Brief —
Reproduce the following material exactly, including every line.

Records for this task —
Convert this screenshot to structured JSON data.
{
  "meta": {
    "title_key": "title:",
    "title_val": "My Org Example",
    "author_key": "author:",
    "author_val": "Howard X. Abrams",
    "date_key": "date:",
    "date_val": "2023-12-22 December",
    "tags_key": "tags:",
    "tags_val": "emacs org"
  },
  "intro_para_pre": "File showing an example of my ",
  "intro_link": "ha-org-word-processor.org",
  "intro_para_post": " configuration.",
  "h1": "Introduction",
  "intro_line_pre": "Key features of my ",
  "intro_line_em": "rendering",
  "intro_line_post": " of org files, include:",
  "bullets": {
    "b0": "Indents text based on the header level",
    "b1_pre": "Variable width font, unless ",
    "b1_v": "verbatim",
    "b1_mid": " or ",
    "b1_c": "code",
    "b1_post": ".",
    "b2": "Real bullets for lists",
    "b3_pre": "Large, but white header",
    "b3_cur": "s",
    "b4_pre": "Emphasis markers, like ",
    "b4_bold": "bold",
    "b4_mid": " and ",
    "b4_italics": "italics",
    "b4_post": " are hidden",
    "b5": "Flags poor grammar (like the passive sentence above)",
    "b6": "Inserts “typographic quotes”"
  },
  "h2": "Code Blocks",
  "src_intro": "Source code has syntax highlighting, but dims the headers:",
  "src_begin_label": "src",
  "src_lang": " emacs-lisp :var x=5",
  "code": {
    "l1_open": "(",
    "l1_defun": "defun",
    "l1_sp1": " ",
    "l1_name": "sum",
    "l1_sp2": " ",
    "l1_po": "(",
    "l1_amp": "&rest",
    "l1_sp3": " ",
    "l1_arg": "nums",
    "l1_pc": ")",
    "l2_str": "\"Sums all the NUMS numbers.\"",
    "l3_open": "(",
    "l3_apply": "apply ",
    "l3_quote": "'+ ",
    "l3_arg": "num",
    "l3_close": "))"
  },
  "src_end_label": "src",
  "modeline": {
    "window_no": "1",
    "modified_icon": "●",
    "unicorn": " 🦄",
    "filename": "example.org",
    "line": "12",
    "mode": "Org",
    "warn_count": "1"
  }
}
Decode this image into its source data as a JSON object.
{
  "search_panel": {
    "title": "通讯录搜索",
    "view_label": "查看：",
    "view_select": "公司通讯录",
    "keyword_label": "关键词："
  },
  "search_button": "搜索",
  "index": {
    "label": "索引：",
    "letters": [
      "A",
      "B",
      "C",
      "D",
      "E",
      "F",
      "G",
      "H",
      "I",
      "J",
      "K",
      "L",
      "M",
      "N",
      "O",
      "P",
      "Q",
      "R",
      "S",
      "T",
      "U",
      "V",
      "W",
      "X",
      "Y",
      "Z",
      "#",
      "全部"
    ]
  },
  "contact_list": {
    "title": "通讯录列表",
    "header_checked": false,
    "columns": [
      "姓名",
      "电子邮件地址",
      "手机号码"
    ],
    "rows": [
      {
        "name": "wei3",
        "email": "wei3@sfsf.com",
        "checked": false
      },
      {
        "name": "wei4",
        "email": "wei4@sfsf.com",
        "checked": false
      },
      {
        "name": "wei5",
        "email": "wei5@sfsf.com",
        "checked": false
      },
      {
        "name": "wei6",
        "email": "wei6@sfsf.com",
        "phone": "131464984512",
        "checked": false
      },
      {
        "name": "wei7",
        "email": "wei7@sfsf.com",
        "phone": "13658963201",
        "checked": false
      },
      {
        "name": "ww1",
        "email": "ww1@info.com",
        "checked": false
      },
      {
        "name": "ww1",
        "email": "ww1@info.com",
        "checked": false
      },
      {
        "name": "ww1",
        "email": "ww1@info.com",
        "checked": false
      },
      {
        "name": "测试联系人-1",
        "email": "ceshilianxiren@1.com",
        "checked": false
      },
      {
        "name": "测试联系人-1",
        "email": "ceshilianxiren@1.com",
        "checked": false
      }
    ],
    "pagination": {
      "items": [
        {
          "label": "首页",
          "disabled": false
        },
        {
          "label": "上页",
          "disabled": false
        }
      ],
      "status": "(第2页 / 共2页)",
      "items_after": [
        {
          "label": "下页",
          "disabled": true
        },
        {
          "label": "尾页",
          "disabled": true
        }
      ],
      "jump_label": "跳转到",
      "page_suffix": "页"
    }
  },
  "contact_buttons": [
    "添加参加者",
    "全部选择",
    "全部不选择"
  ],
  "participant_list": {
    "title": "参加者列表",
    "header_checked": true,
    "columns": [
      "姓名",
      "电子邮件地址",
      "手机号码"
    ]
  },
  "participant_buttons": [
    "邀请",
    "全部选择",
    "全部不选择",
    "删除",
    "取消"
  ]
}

Solution —
Convert this screenshot to structured JSON data.
{
  "meta": {
    "title_key": "title:",
    "title_val": "My Org Example",
    "author_key": "author:",
    "author_val": "Howard X. Abrams",
    "date_key": "date:",
    "date_val": "2023-12-22 December",
    "tags_key": "tags:",
    "tags_val": "emacs org"
  },
  "intro_para_pre": "File showing an example of my ",
  "intro_link": "ha-org-word-processor.org",
  "intro_para_post": " configuration.",
  "h1": "Introduction",
  "intro_line_pre": "Key features of my ",
  "intro_line_em": "rendering",
  "intro_line_post": " of org files, include:",
  "bullets": {
    "b0": "Indents text based on the header level",
    "b1_pre": "Variable width font, unless ",
    "b1_v": "verbatim",
    "b1_mid": " or ",
    "b1_c": "code",
    "b1_post": ".",
    "b2": "Real bullets for lists",
    "b3_pre": "Large, but white header",
    "b3_cur": "s",
    "b4_pre": "Emphasis markers, like ",
    "b4_bold": "bold",
    "b4_mid": " and ",
    "b4_italics": "italics",
    "b4_post": " are hidden",
    "b5": "Flags poor grammar (like the passive sentence above)",
    "b6": "Inserts “typographic quotes”"
  },
  "h2": "Code Blocks",
  "src_intro": "Source code has syntax highlighting, but dims the headers:",
  "src_begin_label": "src",
  "src_lang": " emacs-lisp :var x=5",
  "code": {
    "l1_open": "(",
    "l1_defun": "defun",
    "l1_sp1": " ",
    "l1_name": "sum",
    "l1_sp2": " ",
    "l1_po": "(",
    "l1_amp": "&rest",
    "l1_sp3": " ",
    "l1_arg": "nums",
    "l1_pc": ")",
    "l2_str": "\"Sums all the NUMS numbers.\"",
    "l3_open": "(",
    "l3_apply": "apply ",
    "l3_quote": "'+ ",
    "l3_arg": "num",
    "l3_close": "))"
  },
  "src_end_label": "src",
  "modeline": {
    "window_no": "1",
    "modified_icon": "●",
    "unicorn": " 🦄",
    "filename": "example.org",
    "line": "12",
    "mode": "Org",
    "warn_count": "1"
  }
}
Decode this image into its source data as a JSON object.
{
  "search_panel": {
    "title": "通讯录搜索",
    "view_label": "查看：",
    "view_select": "公司通讯录",
    "keyword_label": "关键词："
  },
  "search_button": "搜索",
  "index": {
    "label": "索引：",
    "letters": [
      "A",
      "B",
      "C",
      "D",
      "E",
      "F",
      "G",
      "H",
      "I",
      "J",
      "K",
      "L",
      "M",
      "N",
      "O",
      "P",
      "Q",
      "R",
      "S",
      "T",
      "U",
      "V",
      "W",
      "X",
      "Y",
      "Z",
      "#",
      "全部"
    ]
  },
  "contact_list": {
    "title": "通讯录列表",
    "header_checked": false,
    "columns": [
      "姓名",
      "电子邮件地址",
      "手机号码"
    ],
    "rows": [
      {
        "name": "wei3",
        "email": "wei3@sfsf.com",
        "checked": false
      },
      {
        "name": "wei4",
        "email": "wei4@sfsf.com",
        "checked": false
      },
      {
        "name": "wei5",
        "email": "wei5@sfsf.com",
        "checked": false
      },
      {
        "name": "wei6",
        "email": "wei6@sfsf.com",
        "phone": "131464984512",
        "checked": false
      },
      {
        "name": "wei7",
        "email": "wei7@sfsf.com",
        "phone": "13658963201",
        "checked": false
      },
      {
        "name": "ww1",
        "email": "ww1@info.com",
        "checked": false
      },
      {
        "name": "ww1",
        "email": "ww1@info.com",
        "checked": false
      },
      {
        "name": "ww1",
        "email": "ww1@info.com",
        "checked": false
      },
      {
        "name": "测试联系人-1",
        "email": "ceshilianxiren@1.com",
        "checked": false
      },
      {
        "name": "测试联系人-1",
        "email": "ceshilianxiren@1.com",
        "checked": false
      }
    ],
    "pagination": {
      "items": [
        {
          "label": "首页",
          "disabled": false
        },
        {
          "label": "上页",
          "disabled": false
        }
      ],
      "status": "(第2页 / 共2页)",
      "items_after": [
        {
          "label": "下页",
          "disabled": true
        },
        {
          "label": "尾页",
          "disabled": true
        }
      ],
      "jump_label": "跳转到",
      "page_suffix": "页"
    }
  },
  "contact_buttons": [
    "添加参加者",
    "全部选择",
    "全部不选择"
  ],
  "participant_list": {
    "title": "参加者列表",
    "header_checked": true,
    "columns": [
      "姓名",
      "电子邮件地址",
      "手机号码"
    ]
  },
  "participant_buttons": [
    "邀请",
    "全部选择",
    "全部不选择",
    "删除",
    "取消"
  ]
}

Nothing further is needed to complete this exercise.